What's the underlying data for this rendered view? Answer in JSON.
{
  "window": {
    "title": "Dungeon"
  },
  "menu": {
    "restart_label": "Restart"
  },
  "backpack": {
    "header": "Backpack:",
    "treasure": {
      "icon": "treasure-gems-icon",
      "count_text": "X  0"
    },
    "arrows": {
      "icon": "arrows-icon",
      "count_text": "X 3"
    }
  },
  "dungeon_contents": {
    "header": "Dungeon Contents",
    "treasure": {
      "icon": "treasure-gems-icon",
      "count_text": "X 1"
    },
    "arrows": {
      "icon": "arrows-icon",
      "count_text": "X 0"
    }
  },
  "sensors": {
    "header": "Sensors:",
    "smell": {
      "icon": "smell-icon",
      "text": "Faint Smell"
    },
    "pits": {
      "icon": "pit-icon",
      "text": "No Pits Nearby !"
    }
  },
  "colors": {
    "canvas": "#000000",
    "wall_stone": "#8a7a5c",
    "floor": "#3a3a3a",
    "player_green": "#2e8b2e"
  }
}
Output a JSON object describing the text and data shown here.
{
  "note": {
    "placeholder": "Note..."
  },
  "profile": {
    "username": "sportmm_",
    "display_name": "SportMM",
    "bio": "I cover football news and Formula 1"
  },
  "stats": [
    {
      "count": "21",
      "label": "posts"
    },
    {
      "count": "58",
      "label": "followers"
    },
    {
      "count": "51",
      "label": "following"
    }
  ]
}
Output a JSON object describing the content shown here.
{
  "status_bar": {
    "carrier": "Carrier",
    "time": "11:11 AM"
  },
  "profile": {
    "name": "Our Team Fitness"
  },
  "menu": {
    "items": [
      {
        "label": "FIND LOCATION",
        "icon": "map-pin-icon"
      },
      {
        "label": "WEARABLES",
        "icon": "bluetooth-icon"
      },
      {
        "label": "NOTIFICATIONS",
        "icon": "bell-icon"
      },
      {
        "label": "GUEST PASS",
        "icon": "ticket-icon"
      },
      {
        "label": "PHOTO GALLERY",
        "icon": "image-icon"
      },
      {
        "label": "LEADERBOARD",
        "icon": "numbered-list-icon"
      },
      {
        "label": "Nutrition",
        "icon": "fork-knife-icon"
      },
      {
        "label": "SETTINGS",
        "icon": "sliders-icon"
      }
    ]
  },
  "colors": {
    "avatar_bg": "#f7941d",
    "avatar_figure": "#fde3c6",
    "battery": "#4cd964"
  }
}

== What to do ==
Return each line in the records that holds the string "data".

== Completed exercise ==
What's the underlying data for this rendered view? Answer in JSON.
Output a JSON object describing the text and data shown here.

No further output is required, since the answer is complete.